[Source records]
'''

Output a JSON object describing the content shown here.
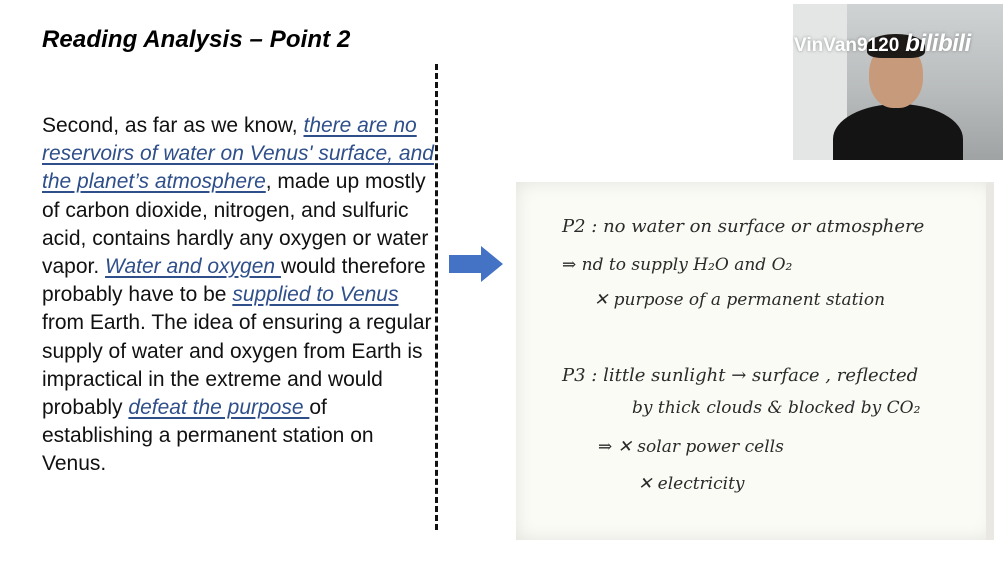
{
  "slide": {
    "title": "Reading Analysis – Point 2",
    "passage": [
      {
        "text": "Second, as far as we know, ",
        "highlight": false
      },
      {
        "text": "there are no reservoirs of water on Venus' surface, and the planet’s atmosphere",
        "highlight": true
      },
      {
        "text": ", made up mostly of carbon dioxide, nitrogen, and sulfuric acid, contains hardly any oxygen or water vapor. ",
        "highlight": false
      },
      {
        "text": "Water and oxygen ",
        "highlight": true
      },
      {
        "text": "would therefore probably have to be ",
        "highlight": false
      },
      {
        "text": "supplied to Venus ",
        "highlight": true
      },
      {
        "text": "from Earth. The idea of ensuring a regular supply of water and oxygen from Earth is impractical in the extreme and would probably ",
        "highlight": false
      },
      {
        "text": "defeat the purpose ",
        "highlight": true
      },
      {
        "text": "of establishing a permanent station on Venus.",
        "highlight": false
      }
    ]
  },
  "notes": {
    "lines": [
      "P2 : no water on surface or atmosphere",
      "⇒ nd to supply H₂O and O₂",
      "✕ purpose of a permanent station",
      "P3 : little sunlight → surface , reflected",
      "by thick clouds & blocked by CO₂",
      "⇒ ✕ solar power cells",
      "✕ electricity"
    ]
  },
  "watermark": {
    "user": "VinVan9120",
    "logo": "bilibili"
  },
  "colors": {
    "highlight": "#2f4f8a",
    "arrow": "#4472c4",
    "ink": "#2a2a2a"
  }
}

'''

Directions for this task
Please repeat every record exactly, leaving the pictures out.

Output for this task
Output a JSON object describing the content shown here.
{
  "slide": {
    "title": "Reading Analysis – Point 2",
    "passage": [
      {
        "text": "Second, as far as we know, ",
        "highlight": false
      },
      {
        "text": "there are no reservoirs of water on Venus' surface, and the planet’s atmosphere",
        "highlight": true
      },
      {
        "text": ", made up mostly of carbon dioxide, nitrogen, and sulfuric acid, contains hardly any oxygen or water vapor. ",
        "highlight": false
      },
      {
        "text": "Water and oxygen ",
        "highlight": true
      },
      {
        "text": "would therefore probably have to be ",
        "highlight": false
      },
      {
        "text": "supplied to Venus ",
        "highlight": true
      },
      {
        "text": "from Earth. The idea of ensuring a regular supply of water and oxygen from Earth is impractical in the extreme and would probably ",
        "highlight": false
      },
      {
        "text": "defeat the purpose ",
        "highlight": true
      },
      {
        "text": "of establishing a permanent station on Venus.",
        "highlight": false
      }
    ]
  },
  "notes": {
    "lines": [
      "P2 : no water on surface or atmosphere",
      "⇒ nd to supply H₂O and O₂",
      "✕ purpose of a permanent station",
      "P3 : little sunlight → surface , reflected",
      "by thick clouds & blocked by CO₂",
      "⇒ ✕ solar power cells",
      "✕ electricity"
    ]
  },
  "watermark": {
    "user": "VinVan9120",
    "logo": "bilibili"
  },
  "colors": {
    "highlight": "#2f4f8a",
    "arrow": "#4472c4",
    "ink": "#2a2a2a"
  }
}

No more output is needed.